▶ _Task directions_
Below is a listing; write it out exactly and drop any images from it.

Dataset items:

--- Start ---

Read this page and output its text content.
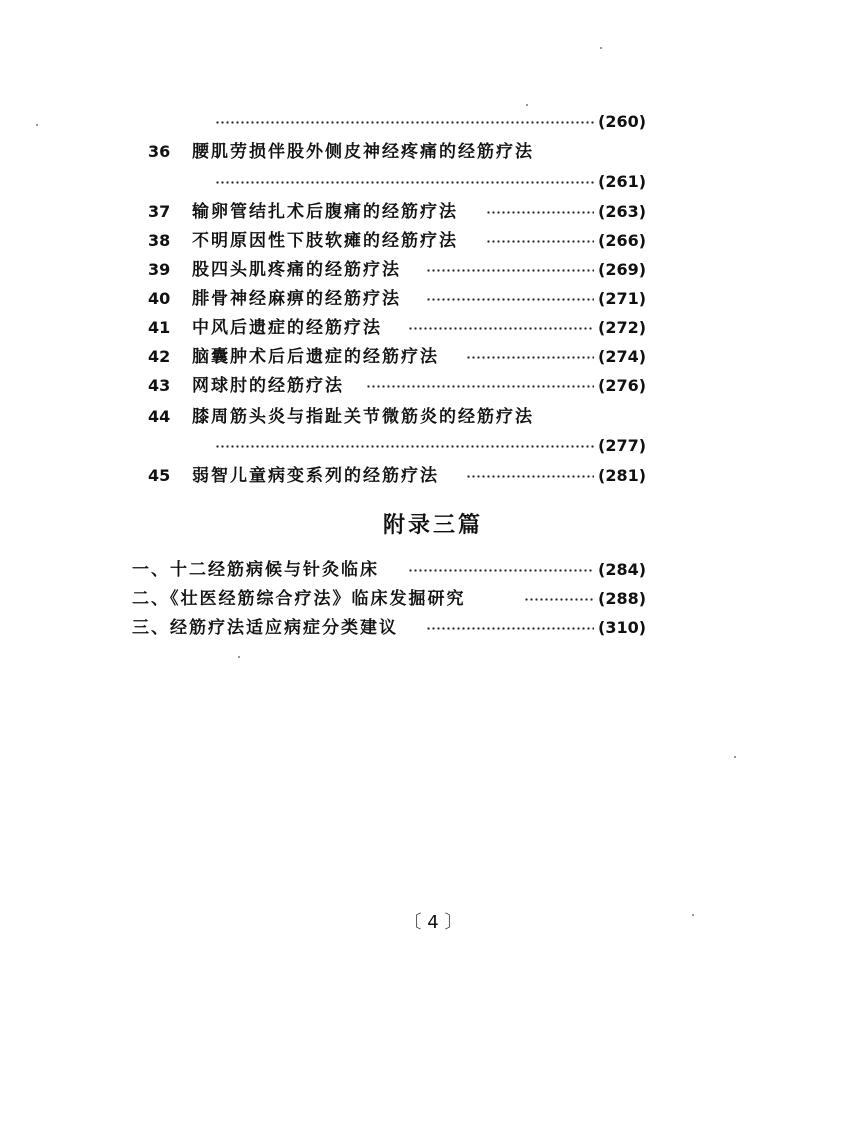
(260)
36	腰肌劳损伴股外侧皮神经疼痛的经筋疗法
(261)
37	输卵管结扎术后腹痛的经筋疗法	(263)
38	不明原因性下肢软瘫的经筋疗法	(266)
39	股四头肌疼痛的经筋疗法	(269)
40	腓骨神经麻痹的经筋疗法	(271)
41	中风后遗症的经筋疗法	(272)
42	脑囊肿术后后遗症的经筋疗法	(274)
43	网球肘的经筋疗法	(276)
44	膝周筋头炎与指趾关节微筋炎的经筋疗法
(277)
45	弱智儿童病变系列的经筋疗法	(281)
附录三篇
一、十二经筋病候与针灸临床	(284)
二、《壮医经筋综合疗法》临床发掘研究	(288)
三、经筋疗法适应病症分类建议	(310)
〔 4 〕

--- End ---

▶ _Final answer_
Read this page and output its text content.
(260)
36	腰肌劳损伴股外侧皮神经疼痛的经筋疗法
(261)
37	输卵管结扎术后腹痛的经筋疗法	(263)
38	不明原因性下肢软瘫的经筋疗法	(266)
39	股四头肌疼痛的经筋疗法	(269)
40	腓骨神经麻痹的经筋疗法	(271)
41	中风后遗症的经筋疗法	(272)
42	脑囊肿术后后遗症的经筋疗法	(274)
43	网球肘的经筋疗法	(276)
44	膝周筋头炎与指趾关节微筋炎的经筋疗法
(277)
45	弱智儿童病变系列的经筋疗法	(281)
附录三篇
一、十二经筋病候与针灸临床	(284)
二、《壮医经筋综合疗法》临床发掘研究	(288)
三、经筋疗法适应病症分类建议	(310)
〔 4 〕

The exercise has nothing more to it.